Entries provided:
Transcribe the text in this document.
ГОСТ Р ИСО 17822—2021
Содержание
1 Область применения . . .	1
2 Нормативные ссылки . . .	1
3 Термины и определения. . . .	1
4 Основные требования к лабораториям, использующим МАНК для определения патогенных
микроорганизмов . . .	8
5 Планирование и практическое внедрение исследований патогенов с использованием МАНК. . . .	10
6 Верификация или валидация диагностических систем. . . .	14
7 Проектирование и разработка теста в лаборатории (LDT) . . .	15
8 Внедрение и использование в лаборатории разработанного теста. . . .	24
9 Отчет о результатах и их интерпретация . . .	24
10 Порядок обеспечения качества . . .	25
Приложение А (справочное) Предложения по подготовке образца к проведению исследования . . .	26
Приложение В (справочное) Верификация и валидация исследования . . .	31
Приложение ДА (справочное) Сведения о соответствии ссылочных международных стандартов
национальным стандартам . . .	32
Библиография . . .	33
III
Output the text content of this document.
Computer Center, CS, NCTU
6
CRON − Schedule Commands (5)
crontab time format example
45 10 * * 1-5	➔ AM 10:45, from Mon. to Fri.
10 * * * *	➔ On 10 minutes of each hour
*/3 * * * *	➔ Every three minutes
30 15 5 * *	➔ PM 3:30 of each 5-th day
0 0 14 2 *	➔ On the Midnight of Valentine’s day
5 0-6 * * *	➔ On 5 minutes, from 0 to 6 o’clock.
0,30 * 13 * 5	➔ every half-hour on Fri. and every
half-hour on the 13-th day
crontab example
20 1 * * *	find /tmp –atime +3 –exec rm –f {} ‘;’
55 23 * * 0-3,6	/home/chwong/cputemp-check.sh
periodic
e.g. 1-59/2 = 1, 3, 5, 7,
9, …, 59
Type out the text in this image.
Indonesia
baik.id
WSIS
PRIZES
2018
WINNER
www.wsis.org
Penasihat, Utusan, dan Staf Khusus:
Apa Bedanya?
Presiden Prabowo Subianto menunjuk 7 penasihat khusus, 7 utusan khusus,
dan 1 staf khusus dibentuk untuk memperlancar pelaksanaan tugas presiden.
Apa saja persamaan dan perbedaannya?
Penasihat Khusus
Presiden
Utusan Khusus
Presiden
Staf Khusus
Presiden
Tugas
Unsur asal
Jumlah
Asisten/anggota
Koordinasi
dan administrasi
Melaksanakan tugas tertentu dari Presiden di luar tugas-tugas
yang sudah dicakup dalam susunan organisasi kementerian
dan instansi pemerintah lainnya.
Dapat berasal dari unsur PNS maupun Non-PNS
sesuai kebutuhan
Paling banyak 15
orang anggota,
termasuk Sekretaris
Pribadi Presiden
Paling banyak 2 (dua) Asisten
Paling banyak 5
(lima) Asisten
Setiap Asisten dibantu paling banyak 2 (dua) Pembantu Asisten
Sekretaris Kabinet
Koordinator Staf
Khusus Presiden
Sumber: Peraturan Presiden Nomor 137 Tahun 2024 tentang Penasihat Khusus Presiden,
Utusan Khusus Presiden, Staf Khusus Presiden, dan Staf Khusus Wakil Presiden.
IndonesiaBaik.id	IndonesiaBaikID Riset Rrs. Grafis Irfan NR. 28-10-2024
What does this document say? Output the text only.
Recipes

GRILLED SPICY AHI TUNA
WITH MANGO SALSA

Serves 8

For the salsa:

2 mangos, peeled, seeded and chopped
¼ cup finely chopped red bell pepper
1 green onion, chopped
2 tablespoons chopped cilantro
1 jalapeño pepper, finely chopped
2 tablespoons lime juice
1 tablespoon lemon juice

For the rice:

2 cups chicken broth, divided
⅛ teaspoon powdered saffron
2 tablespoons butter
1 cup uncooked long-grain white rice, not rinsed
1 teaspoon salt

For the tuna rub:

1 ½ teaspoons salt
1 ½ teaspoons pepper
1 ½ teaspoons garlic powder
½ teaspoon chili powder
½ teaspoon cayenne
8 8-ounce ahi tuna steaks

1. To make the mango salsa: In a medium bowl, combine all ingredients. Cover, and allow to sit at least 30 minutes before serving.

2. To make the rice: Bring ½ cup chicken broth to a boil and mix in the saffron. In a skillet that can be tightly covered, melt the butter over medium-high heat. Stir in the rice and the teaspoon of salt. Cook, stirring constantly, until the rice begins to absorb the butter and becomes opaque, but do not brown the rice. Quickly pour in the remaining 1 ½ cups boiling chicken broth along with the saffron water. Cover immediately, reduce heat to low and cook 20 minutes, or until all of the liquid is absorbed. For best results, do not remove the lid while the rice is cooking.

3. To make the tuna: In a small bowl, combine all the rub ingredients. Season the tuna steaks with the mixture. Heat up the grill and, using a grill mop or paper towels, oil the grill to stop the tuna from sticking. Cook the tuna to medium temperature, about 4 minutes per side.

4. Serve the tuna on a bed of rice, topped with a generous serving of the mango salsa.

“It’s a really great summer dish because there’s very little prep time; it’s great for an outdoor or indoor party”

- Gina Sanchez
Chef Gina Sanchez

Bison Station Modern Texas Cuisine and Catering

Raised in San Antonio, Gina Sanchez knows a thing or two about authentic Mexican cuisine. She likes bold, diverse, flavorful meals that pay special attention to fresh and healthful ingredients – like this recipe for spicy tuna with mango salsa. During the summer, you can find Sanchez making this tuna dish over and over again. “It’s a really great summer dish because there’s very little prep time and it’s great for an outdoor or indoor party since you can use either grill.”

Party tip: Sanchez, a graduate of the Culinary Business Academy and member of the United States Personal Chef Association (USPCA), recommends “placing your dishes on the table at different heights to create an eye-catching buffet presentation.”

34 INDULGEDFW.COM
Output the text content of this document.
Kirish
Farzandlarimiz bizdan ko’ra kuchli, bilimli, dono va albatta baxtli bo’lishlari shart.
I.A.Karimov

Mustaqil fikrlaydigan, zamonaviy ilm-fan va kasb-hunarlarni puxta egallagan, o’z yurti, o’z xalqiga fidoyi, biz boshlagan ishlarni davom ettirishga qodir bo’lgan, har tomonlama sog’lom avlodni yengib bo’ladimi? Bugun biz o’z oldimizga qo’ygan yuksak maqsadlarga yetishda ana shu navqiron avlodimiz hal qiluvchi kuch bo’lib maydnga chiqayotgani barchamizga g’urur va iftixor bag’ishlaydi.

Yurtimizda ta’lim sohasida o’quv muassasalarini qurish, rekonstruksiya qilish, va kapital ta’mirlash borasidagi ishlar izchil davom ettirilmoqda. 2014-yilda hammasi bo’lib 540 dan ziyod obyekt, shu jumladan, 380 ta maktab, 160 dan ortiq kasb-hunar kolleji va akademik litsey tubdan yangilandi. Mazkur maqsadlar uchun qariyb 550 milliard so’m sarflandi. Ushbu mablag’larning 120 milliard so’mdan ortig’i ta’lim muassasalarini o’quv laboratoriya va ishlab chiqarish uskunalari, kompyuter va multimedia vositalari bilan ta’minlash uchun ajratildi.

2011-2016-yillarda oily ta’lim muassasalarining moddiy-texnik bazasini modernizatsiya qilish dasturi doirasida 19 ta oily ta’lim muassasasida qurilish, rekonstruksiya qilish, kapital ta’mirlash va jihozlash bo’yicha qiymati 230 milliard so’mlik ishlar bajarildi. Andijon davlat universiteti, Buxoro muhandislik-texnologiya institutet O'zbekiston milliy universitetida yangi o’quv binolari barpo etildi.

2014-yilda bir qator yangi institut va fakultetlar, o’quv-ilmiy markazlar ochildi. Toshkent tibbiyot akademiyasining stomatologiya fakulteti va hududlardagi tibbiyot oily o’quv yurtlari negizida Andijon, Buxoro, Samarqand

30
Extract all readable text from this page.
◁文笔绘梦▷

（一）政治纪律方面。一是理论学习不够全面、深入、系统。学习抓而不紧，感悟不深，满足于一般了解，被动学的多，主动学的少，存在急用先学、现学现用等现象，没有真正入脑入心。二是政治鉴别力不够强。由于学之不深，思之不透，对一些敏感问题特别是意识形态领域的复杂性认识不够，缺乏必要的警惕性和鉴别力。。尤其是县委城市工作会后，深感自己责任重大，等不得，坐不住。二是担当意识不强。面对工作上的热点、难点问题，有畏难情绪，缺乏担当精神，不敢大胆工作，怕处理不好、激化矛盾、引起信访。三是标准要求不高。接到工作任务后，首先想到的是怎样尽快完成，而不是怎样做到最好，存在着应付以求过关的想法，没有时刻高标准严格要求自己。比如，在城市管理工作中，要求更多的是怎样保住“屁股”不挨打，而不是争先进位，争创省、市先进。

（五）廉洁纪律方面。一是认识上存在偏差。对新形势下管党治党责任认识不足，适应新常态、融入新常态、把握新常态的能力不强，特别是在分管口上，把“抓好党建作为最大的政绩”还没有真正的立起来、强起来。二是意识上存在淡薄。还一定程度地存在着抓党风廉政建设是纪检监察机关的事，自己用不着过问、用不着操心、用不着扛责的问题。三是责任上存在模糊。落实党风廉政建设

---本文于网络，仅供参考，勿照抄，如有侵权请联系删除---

To be done: Using the material above, work out how many lines contain the string "yilda". Give that number alone.

Correct response: 2